+++ SUPPLIED ENTRIES +++

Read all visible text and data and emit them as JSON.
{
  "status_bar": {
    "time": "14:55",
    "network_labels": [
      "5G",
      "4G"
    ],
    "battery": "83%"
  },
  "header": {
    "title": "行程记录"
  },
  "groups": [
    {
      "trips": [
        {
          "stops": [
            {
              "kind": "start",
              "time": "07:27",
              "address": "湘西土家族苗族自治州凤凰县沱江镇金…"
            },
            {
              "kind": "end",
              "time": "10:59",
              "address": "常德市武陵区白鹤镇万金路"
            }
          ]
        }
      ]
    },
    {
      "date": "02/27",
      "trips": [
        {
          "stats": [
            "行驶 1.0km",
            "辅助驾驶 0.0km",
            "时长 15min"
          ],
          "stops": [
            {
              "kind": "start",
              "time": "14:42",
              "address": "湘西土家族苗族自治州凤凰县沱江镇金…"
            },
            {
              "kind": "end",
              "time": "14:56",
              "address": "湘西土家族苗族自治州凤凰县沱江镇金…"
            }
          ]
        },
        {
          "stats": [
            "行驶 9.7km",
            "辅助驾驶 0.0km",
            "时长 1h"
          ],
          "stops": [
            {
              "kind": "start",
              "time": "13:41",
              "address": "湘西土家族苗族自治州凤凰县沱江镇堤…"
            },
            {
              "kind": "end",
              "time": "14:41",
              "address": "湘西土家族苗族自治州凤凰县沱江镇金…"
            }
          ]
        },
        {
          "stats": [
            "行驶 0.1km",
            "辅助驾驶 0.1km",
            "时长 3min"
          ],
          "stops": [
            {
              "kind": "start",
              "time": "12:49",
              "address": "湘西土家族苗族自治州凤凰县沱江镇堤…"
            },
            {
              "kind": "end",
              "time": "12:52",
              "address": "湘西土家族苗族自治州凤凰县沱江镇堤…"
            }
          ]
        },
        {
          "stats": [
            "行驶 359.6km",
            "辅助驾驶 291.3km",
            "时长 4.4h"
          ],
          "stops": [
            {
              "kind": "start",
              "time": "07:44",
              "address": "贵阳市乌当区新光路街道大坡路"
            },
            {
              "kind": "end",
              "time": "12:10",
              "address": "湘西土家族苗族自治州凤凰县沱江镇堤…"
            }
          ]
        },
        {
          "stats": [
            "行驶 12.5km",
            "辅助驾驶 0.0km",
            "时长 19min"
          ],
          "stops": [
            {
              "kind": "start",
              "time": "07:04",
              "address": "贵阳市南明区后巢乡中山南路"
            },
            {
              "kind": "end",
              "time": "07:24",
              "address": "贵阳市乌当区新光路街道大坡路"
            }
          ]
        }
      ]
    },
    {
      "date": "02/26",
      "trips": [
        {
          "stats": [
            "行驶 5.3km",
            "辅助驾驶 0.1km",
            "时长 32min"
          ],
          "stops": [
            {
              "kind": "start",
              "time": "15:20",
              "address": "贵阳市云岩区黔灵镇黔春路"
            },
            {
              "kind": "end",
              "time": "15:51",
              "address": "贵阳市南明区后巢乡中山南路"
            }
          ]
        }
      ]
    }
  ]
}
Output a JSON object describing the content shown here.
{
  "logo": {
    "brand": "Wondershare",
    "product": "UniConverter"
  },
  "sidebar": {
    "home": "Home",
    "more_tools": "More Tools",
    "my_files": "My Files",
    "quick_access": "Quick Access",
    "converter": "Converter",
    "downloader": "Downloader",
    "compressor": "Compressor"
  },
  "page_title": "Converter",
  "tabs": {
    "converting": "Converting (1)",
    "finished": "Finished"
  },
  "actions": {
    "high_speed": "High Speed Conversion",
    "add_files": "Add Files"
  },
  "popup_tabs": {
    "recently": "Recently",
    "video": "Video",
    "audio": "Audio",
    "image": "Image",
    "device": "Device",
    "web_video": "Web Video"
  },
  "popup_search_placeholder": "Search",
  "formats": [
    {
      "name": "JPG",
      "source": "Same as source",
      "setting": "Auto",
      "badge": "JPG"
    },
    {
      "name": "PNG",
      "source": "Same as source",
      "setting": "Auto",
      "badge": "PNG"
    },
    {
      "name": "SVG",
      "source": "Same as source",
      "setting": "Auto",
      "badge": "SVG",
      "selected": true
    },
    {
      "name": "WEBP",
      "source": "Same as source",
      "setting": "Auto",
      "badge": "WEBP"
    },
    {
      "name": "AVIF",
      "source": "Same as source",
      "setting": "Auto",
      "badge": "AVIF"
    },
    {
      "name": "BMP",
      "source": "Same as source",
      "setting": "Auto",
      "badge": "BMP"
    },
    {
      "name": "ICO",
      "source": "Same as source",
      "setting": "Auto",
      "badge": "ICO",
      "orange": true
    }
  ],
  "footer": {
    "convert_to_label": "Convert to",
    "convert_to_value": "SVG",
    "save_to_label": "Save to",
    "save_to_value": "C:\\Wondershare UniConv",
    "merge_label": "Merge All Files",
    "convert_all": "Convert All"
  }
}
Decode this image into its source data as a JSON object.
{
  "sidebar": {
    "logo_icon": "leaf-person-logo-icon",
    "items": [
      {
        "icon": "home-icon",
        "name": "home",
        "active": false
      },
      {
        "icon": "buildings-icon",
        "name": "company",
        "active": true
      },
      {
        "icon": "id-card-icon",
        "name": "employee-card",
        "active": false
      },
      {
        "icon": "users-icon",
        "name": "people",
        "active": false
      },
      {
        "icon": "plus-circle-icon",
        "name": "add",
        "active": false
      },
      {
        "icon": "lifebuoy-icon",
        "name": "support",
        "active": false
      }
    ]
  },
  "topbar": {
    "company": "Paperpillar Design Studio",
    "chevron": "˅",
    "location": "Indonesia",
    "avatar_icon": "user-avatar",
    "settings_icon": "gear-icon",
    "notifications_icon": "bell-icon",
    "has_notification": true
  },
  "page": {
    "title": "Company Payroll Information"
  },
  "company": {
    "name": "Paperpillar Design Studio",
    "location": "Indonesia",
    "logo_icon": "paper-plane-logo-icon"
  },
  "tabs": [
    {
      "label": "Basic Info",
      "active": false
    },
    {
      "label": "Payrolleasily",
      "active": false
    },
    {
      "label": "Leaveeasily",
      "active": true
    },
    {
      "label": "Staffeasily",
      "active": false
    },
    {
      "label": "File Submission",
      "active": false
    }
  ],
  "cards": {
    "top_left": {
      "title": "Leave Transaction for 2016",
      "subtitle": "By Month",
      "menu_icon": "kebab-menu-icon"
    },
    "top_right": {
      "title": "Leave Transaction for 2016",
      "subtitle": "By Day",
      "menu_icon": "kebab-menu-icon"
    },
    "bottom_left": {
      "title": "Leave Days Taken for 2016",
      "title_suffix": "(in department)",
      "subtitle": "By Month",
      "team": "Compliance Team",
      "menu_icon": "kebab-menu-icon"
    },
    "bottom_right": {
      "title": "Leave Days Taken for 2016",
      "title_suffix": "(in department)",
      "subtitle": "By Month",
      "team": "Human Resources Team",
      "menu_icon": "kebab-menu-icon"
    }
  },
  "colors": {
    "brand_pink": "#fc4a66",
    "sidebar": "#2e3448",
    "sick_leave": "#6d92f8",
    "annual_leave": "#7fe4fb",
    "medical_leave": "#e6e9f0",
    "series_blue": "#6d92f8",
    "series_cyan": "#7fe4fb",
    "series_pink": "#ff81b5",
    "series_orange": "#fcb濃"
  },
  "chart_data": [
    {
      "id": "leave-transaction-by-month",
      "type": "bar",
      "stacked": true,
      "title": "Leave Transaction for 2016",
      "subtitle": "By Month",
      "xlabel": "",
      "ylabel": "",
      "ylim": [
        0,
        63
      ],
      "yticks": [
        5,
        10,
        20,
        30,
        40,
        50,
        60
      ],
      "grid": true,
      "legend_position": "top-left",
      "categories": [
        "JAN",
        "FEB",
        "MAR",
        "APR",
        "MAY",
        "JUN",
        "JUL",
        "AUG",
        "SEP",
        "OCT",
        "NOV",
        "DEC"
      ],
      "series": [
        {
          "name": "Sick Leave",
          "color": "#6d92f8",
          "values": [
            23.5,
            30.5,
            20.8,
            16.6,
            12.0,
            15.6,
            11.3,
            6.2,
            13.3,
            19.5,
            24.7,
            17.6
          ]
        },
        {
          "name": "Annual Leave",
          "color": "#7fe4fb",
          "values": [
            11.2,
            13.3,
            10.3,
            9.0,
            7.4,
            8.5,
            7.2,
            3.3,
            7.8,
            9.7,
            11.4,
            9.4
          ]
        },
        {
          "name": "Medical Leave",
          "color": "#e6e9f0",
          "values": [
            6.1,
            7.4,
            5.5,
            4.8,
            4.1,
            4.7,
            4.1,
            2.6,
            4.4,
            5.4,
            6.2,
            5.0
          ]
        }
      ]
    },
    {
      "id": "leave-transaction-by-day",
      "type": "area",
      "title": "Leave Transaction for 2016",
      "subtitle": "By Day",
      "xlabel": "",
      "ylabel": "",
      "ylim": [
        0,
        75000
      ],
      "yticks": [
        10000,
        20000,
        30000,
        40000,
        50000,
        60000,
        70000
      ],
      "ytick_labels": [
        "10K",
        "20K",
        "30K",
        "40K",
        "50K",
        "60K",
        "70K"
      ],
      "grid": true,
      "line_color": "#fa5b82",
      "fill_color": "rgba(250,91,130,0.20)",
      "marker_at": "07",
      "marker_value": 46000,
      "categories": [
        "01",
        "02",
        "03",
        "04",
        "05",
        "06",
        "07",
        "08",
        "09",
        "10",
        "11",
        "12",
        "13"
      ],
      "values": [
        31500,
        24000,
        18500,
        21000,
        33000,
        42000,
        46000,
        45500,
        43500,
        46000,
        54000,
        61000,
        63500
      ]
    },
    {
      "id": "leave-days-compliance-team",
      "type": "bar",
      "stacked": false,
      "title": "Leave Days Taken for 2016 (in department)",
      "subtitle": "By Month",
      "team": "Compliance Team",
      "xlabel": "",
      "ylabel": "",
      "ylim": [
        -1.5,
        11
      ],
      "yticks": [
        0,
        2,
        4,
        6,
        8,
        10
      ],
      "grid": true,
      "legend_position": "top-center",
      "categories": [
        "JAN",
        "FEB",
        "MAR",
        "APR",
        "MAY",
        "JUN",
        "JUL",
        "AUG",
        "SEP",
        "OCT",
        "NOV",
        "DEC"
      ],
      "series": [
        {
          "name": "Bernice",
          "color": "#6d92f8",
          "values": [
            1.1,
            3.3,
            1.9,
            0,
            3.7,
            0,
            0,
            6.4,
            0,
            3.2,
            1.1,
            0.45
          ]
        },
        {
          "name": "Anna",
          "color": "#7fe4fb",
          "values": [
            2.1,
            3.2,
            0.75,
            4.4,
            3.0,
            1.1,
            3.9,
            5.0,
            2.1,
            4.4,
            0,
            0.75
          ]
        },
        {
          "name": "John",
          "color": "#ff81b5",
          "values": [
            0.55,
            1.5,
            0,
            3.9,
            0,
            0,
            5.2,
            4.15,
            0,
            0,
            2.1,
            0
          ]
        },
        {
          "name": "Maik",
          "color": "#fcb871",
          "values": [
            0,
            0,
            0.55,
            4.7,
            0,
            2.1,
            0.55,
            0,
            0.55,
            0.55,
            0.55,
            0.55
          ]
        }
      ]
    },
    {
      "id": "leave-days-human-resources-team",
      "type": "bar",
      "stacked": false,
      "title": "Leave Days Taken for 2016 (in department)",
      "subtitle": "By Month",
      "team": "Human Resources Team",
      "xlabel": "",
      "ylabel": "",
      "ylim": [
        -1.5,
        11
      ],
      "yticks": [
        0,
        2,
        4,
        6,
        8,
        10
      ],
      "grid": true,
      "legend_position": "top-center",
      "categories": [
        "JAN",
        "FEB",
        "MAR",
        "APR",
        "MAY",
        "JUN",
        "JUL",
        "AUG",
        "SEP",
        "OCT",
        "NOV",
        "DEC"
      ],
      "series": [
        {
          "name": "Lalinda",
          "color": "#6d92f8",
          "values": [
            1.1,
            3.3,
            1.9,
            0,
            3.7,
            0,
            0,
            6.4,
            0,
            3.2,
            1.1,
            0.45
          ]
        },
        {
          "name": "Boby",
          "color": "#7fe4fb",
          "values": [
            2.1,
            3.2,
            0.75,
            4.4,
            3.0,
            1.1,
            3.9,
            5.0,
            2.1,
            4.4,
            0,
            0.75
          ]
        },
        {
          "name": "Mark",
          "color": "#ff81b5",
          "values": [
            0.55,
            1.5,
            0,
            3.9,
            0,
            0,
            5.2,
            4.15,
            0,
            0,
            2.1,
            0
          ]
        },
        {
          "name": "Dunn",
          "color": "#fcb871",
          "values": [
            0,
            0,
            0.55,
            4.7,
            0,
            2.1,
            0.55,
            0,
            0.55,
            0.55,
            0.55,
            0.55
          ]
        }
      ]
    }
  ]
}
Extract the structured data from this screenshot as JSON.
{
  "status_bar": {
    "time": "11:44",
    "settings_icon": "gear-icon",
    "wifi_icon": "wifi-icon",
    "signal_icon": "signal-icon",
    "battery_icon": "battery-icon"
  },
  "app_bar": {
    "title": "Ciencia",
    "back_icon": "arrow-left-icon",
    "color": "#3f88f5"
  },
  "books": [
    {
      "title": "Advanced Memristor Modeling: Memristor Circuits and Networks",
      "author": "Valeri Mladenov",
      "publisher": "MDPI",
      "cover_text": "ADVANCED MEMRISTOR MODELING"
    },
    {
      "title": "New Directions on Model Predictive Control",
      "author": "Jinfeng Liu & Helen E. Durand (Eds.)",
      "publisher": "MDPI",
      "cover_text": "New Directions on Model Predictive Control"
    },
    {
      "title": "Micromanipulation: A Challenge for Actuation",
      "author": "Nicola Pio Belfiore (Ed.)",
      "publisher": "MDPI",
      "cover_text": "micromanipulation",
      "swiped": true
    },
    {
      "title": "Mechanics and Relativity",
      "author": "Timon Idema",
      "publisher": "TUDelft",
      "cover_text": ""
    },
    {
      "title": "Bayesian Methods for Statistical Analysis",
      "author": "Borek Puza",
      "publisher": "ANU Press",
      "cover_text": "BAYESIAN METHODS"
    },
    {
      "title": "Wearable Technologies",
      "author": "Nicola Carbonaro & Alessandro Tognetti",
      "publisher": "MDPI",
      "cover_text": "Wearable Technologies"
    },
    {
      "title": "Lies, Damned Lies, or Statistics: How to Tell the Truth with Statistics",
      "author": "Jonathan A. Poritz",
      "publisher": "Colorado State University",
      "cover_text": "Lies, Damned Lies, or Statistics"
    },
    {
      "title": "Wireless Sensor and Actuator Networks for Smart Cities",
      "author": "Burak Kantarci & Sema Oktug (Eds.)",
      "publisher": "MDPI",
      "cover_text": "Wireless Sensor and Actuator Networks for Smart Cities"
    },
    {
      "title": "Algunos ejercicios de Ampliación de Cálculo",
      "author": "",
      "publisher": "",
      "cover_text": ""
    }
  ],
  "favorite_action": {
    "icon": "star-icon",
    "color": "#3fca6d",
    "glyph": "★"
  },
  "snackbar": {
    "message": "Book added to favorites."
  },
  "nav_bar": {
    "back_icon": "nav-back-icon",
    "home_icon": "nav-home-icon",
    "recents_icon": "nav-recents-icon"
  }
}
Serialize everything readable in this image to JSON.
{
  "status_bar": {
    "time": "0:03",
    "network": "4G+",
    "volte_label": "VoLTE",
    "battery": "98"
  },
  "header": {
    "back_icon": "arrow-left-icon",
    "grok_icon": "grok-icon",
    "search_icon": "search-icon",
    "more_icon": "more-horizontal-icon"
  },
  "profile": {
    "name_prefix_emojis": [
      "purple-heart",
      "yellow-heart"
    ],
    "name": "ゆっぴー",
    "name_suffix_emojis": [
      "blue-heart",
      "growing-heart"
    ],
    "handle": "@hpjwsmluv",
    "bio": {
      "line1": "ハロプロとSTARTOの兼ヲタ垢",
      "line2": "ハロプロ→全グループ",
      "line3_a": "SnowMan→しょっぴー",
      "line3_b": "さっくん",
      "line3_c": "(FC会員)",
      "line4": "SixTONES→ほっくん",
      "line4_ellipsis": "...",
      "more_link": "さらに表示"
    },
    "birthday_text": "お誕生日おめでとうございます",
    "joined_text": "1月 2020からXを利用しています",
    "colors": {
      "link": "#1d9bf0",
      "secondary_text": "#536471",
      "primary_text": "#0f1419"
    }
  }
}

+++

- **WORK TO BE COMPLETED**:
Give only the number of lines in the entries above that hold the string "Lies".

- **EXERCISE RESULT**:
2